> _Figure record extracts_

━━━

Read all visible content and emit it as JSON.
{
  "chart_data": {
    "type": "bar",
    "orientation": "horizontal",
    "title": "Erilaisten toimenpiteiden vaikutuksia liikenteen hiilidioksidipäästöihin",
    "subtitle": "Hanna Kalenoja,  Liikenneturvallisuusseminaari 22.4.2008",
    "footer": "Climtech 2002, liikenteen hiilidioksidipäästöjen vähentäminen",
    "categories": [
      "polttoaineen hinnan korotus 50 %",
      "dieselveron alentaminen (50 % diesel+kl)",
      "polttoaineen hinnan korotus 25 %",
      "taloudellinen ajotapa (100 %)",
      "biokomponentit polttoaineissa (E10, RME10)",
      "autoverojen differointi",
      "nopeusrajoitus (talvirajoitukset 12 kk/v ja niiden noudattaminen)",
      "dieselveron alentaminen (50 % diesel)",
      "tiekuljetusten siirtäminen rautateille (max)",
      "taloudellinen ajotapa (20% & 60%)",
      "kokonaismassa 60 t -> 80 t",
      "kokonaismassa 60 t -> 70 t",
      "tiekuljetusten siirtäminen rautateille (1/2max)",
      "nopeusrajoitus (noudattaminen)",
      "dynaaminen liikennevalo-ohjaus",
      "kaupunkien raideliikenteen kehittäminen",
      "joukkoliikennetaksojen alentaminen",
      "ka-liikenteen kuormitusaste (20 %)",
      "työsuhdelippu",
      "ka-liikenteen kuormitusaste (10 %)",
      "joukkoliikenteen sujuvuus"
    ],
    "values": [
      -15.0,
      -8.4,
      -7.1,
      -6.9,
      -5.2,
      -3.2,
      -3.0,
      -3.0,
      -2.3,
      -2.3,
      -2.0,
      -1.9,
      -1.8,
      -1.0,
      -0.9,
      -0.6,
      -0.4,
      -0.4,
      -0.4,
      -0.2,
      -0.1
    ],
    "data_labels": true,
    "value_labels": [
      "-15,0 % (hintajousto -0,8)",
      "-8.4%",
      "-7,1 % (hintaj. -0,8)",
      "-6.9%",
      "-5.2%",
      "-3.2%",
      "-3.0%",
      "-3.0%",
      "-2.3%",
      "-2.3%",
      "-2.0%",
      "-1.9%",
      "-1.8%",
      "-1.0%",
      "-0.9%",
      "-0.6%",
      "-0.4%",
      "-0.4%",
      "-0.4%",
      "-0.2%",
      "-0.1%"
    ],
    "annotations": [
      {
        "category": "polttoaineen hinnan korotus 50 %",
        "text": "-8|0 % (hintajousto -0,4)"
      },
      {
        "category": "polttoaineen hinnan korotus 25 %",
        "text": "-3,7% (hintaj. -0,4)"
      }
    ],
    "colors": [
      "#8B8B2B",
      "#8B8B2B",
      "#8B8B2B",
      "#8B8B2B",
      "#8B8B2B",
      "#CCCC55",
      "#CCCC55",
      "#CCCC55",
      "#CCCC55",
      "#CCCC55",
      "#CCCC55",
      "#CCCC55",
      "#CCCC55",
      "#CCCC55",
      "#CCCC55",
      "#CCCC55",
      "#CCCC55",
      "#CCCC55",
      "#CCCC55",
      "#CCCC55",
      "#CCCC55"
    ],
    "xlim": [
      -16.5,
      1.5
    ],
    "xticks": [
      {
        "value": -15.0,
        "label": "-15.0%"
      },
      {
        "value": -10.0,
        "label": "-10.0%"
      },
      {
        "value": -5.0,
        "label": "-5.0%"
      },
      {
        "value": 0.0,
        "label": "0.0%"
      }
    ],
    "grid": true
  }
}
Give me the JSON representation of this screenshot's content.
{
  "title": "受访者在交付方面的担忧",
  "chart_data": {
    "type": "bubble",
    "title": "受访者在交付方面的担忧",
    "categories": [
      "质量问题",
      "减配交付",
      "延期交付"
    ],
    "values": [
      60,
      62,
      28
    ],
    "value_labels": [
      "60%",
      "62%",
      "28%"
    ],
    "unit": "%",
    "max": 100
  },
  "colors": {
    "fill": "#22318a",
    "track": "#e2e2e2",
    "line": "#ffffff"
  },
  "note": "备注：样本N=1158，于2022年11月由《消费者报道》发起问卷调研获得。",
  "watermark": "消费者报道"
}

━━━

> _WRITTEN REQUEST_
Return all of the data exactly as it reads.

> _ANSWER TO THE TASK_
Read all visible content and emit it as JSON.
{
  "chart_data": {
    "type": "bar",
    "orientation": "horizontal",
    "title": "Erilaisten toimenpiteiden vaikutuksia liikenteen hiilidioksidipäästöihin",
    "subtitle": "Hanna Kalenoja,  Liikenneturvallisuusseminaari 22.4.2008",
    "footer": "Climtech 2002, liikenteen hiilidioksidipäästöjen vähentäminen",
    "categories": [
      "polttoaineen hinnan korotus 50 %",
      "dieselveron alentaminen (50 % diesel+kl)",
      "polttoaineen hinnan korotus 25 %",
      "taloudellinen ajotapa (100 %)",
      "biokomponentit polttoaineissa (E10, RME10)",
      "autoverojen differointi",
      "nopeusrajoitus (talvirajoitukset 12 kk/v ja niiden noudattaminen)",
      "dieselveron alentaminen (50 % diesel)",
      "tiekuljetusten siirtäminen rautateille (max)",
      "taloudellinen ajotapa (20% & 60%)",
      "kokonaismassa 60 t -> 80 t",
      "kokonaismassa 60 t -> 70 t",
      "tiekuljetusten siirtäminen rautateille (1/2max)",
      "nopeusrajoitus (noudattaminen)",
      "dynaaminen liikennevalo-ohjaus",
      "kaupunkien raideliikenteen kehittäminen",
      "joukkoliikennetaksojen alentaminen",
      "ka-liikenteen kuormitusaste (20 %)",
      "työsuhdelippu",
      "ka-liikenteen kuormitusaste (10 %)",
      "joukkoliikenteen sujuvuus"
    ],
    "values": [
      -15.0,
      -8.4,
      -7.1,
      -6.9,
      -5.2,
      -3.2,
      -3.0,
      -3.0,
      -2.3,
      -2.3,
      -2.0,
      -1.9,
      -1.8,
      -1.0,
      -0.9,
      -0.6,
      -0.4,
      -0.4,
      -0.4,
      -0.2,
      -0.1
    ],
    "data_labels": true,
    "value_labels": [
      "-15,0 % (hintajousto -0,8)",
      "-8.4%",
      "-7,1 % (hintaj. -0,8)",
      "-6.9%",
      "-5.2%",
      "-3.2%",
      "-3.0%",
      "-3.0%",
      "-2.3%",
      "-2.3%",
      "-2.0%",
      "-1.9%",
      "-1.8%",
      "-1.0%",
      "-0.9%",
      "-0.6%",
      "-0.4%",
      "-0.4%",
      "-0.4%",
      "-0.2%",
      "-0.1%"
    ],
    "annotations": [
      {
        "category": "polttoaineen hinnan korotus 50 %",
        "text": "-8|0 % (hintajousto -0,4)"
      },
      {
        "category": "polttoaineen hinnan korotus 25 %",
        "text": "-3,7% (hintaj. -0,4)"
      }
    ],
    "colors": [
      "#8B8B2B",
      "#8B8B2B",
      "#8B8B2B",
      "#8B8B2B",
      "#8B8B2B",
      "#CCCC55",
      "#CCCC55",
      "#CCCC55",
      "#CCCC55",
      "#CCCC55",
      "#CCCC55",
      "#CCCC55",
      "#CCCC55",
      "#CCCC55",
      "#CCCC55",
      "#CCCC55",
      "#CCCC55",
      "#CCCC55",
      "#CCCC55",
      "#CCCC55",
      "#CCCC55"
    ],
    "xlim": [
      -16.5,
      1.5
    ],
    "xticks": [
      {
        "value": -15.0,
        "label": "-15.0%"
      },
      {
        "value": -10.0,
        "label": "-10.0%"
      },
      {
        "value": -5.0,
        "label": "-5.0%"
      },
      {
        "value": 0.0,
        "label": "0.0%"
      }
    ],
    "grid": true
  }
}
Give me the JSON representation of this screenshot's content.
{
  "title": "受访者在交付方面的担忧",
  "chart_data": {
    "type": "bubble",
    "title": "受访者在交付方面的担忧",
    "categories": [
      "质量问题",
      "减配交付",
      "延期交付"
    ],
    "values": [
      60,
      62,
      28
    ],
    "value_labels": [
      "60%",
      "62%",
      "28%"
    ],
    "unit": "%",
    "max": 100
  },
  "colors": {
    "fill": "#22318a",
    "track": "#e2e2e2",
    "line": "#ffffff"
  },
  "note": "备注：样本N=1158，于2022年11月由《消费者报道》发起问卷调研获得。",
  "watermark": "消费者报道"
}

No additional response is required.